Part of a data file:
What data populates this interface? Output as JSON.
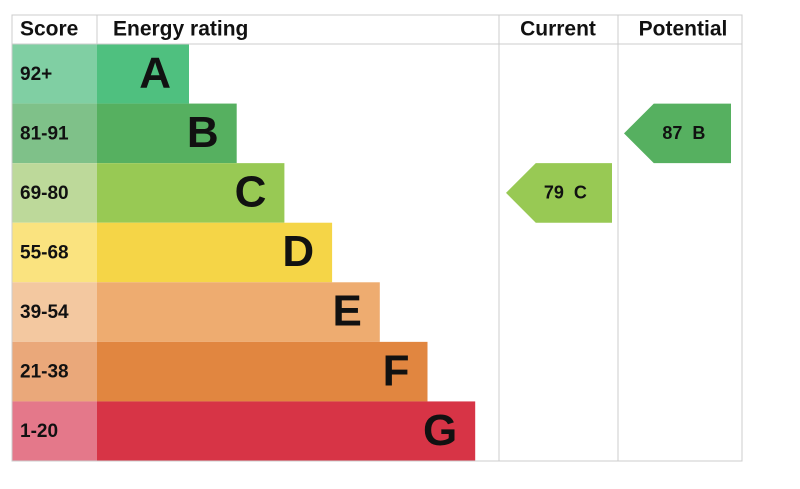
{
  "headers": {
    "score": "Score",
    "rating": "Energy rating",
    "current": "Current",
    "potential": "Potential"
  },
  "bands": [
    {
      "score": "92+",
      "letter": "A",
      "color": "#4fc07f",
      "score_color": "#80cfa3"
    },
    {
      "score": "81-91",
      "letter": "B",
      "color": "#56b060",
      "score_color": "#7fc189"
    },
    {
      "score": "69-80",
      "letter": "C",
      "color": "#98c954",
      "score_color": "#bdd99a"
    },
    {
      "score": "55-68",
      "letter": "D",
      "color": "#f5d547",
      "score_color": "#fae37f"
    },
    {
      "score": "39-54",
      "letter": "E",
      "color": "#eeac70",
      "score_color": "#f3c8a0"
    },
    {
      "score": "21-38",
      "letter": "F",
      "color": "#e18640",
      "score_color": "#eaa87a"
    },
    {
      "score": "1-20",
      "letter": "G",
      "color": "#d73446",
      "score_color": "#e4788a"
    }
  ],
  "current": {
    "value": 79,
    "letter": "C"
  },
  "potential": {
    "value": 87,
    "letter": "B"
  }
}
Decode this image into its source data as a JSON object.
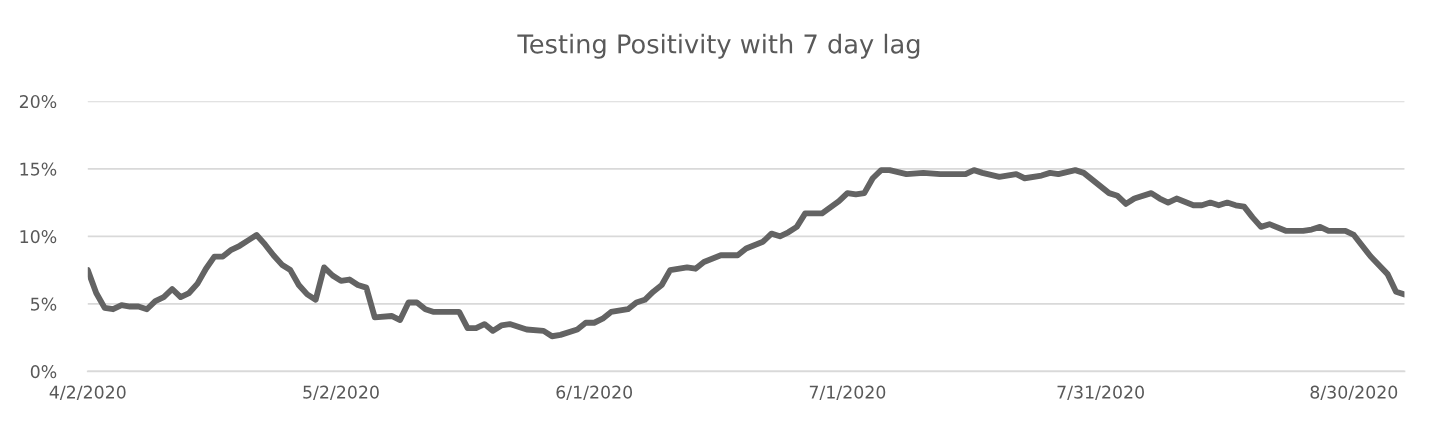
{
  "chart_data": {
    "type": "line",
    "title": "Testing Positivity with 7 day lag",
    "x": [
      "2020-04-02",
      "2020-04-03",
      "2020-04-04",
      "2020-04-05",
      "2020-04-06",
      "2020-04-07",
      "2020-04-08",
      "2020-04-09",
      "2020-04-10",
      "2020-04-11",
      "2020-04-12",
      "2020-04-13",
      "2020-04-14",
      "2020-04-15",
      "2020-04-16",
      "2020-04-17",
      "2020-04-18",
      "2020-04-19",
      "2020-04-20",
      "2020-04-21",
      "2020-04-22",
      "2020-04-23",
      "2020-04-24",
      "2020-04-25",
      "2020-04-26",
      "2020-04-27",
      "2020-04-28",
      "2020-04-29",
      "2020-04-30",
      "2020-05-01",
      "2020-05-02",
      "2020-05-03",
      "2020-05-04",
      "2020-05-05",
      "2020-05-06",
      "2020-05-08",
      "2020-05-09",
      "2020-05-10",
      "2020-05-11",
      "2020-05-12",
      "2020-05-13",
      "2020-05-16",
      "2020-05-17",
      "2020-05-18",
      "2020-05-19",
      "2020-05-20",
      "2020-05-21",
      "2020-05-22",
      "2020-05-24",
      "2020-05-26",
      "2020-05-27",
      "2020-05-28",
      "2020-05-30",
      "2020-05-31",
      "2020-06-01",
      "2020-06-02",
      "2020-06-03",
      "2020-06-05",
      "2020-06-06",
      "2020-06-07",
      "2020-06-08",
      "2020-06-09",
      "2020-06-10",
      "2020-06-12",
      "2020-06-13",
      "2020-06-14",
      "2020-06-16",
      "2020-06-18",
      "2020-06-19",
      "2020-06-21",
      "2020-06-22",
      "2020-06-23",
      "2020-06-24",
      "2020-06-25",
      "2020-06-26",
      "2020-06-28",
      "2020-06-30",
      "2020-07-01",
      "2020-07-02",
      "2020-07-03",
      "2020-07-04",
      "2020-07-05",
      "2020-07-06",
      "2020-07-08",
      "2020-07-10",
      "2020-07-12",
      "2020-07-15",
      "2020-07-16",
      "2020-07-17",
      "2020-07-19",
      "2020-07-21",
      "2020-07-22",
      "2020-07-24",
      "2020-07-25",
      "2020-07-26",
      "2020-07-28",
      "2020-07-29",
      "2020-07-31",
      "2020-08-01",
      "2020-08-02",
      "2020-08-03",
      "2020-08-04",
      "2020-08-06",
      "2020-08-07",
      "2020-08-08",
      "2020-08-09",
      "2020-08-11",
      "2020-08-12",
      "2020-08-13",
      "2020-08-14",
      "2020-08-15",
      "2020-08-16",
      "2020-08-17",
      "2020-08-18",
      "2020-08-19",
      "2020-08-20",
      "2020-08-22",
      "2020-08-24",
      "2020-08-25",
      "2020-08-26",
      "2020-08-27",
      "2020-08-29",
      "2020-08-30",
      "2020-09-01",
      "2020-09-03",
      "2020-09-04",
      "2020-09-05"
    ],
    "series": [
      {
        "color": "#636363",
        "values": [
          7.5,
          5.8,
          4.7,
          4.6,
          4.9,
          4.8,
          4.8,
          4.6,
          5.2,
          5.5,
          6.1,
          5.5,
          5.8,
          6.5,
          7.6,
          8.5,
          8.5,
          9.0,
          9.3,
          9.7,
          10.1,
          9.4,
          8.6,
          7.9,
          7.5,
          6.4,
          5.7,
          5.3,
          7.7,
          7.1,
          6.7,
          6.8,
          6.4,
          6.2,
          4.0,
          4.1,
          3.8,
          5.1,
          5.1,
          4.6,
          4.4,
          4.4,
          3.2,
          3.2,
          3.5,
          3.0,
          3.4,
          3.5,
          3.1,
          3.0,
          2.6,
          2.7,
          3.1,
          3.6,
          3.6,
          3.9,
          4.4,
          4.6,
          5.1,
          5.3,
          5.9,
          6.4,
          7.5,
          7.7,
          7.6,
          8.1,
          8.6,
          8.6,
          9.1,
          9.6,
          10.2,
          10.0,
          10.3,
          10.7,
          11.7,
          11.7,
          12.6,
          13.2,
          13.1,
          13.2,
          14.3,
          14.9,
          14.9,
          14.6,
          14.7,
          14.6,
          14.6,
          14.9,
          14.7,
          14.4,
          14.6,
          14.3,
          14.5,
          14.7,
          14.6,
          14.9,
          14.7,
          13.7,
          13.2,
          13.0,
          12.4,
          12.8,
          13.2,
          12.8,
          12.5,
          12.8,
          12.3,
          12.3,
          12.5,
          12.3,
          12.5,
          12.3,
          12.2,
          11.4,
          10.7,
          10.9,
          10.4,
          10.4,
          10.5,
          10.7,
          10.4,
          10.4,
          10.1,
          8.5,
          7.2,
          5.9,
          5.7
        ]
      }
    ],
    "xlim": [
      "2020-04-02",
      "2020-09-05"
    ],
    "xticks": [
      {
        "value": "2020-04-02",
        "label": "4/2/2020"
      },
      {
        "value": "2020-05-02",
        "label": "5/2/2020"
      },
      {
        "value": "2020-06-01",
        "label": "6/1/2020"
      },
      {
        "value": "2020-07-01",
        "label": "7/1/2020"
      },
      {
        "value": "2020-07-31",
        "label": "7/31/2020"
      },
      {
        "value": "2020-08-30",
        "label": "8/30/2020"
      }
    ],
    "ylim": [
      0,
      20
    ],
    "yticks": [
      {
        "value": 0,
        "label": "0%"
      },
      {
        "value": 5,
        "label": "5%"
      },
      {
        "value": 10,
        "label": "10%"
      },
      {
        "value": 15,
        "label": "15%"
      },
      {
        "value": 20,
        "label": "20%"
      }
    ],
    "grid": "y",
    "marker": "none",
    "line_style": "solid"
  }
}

* * *

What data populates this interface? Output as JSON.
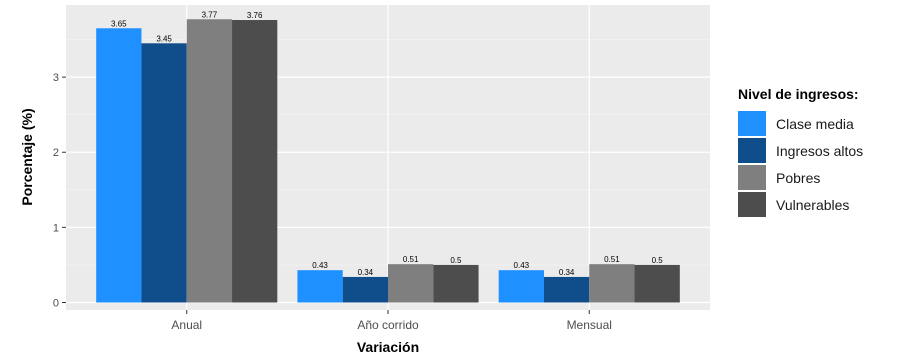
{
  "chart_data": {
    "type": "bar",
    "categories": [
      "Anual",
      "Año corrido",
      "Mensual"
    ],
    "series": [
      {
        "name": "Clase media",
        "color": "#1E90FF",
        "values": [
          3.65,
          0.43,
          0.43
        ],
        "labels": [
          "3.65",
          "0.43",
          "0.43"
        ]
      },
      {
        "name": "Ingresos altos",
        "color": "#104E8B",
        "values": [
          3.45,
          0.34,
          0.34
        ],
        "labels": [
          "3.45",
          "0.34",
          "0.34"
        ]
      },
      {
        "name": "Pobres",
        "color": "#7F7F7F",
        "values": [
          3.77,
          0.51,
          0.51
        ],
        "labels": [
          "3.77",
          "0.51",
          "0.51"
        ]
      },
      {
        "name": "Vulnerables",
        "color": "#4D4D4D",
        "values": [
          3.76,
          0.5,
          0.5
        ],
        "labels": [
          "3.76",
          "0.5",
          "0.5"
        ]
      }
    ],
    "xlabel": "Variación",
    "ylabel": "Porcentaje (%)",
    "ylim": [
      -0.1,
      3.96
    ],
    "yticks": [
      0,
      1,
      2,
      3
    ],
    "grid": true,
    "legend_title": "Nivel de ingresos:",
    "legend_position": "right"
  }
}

--

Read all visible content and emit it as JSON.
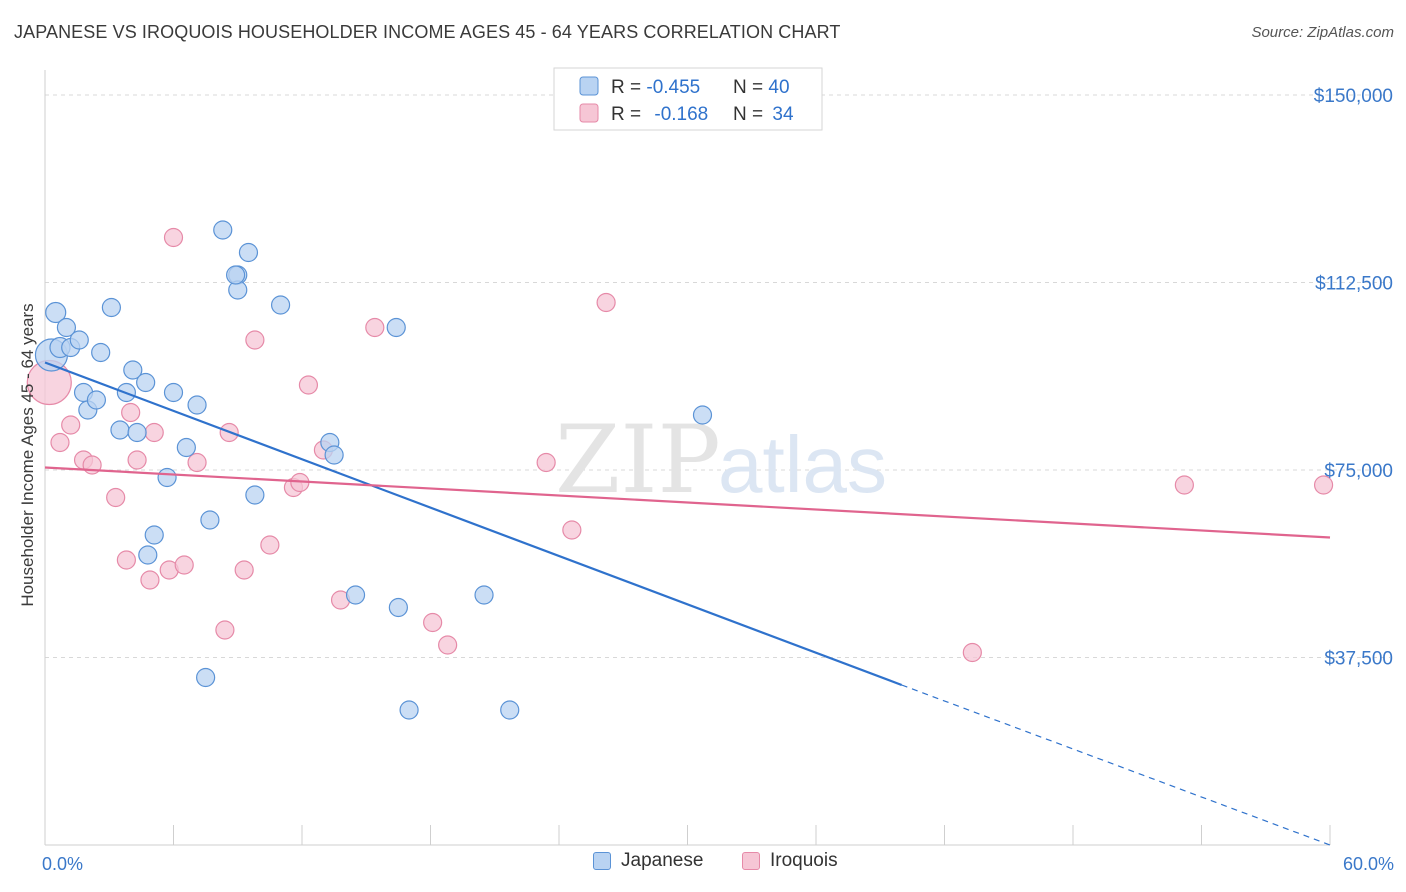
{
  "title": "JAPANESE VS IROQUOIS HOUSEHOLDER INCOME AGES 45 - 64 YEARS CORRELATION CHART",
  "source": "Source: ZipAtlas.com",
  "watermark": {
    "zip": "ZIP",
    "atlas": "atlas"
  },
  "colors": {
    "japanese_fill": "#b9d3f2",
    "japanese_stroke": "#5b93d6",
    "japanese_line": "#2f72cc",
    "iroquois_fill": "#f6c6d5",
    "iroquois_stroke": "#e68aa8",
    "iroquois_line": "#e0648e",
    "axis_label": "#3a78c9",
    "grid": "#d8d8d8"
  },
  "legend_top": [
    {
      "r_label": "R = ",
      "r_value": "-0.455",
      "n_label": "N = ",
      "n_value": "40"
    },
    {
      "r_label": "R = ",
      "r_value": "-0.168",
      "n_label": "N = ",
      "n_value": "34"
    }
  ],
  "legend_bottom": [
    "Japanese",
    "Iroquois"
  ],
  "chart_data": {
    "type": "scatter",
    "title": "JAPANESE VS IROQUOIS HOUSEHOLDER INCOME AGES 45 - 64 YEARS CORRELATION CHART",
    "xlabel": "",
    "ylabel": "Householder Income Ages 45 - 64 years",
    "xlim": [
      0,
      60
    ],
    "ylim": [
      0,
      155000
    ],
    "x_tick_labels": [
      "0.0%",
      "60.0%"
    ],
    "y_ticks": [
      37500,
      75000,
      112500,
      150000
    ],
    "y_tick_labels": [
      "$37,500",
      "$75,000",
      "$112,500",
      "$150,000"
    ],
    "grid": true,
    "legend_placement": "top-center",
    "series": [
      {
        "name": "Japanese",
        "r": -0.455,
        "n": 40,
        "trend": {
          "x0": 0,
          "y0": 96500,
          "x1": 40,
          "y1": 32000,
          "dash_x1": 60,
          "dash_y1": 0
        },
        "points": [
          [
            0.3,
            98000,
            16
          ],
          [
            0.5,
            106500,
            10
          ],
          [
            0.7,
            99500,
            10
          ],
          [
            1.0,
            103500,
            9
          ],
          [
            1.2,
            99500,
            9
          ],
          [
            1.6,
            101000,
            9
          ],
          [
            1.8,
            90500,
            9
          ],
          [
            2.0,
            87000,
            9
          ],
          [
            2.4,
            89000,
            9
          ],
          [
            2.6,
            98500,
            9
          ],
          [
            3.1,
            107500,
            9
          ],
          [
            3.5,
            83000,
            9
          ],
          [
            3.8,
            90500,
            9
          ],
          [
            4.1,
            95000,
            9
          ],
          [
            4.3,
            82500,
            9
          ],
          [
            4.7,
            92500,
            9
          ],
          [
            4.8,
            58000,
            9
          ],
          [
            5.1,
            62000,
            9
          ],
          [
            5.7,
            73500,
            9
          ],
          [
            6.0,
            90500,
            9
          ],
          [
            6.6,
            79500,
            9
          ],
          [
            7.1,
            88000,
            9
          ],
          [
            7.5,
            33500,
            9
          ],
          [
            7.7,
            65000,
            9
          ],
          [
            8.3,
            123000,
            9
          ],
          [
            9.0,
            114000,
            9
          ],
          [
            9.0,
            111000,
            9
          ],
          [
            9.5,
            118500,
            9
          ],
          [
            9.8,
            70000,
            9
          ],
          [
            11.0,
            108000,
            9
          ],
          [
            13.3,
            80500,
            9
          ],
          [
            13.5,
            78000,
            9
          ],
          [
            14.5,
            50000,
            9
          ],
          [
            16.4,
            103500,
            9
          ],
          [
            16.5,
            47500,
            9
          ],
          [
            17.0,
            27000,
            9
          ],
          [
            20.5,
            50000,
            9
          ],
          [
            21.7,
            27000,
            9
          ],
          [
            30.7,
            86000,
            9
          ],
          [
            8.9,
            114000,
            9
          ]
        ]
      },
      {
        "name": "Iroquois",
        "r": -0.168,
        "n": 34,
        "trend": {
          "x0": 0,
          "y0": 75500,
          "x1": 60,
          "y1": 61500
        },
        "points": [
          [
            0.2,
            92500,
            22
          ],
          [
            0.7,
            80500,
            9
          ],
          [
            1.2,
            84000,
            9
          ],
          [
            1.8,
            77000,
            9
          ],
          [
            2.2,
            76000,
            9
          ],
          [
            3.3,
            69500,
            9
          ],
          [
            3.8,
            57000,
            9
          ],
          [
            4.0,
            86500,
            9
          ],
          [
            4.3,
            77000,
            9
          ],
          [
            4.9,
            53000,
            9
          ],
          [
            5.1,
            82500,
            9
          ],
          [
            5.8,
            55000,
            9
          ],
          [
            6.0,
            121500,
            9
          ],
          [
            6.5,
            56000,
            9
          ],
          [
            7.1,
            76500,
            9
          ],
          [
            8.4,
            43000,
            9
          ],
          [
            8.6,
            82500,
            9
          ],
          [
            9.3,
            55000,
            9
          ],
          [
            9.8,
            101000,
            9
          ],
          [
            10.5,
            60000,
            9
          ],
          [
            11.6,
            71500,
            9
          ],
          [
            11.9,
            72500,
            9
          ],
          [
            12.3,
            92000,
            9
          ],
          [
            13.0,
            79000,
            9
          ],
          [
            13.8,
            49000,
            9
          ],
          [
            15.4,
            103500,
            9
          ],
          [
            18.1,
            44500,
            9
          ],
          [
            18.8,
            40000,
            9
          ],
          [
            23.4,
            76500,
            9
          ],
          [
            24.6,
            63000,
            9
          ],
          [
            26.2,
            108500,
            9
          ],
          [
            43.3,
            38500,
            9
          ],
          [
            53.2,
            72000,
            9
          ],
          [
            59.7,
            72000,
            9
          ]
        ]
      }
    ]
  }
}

• PROBLEM REQUIREMENTS: Extract, from the listing above, every line where the string "source" occurs.

• ANSWER TO THIS PROBLEM:
Decode this image into its source data as a JSON object.
  "source": "Source: ZipAtlas.com",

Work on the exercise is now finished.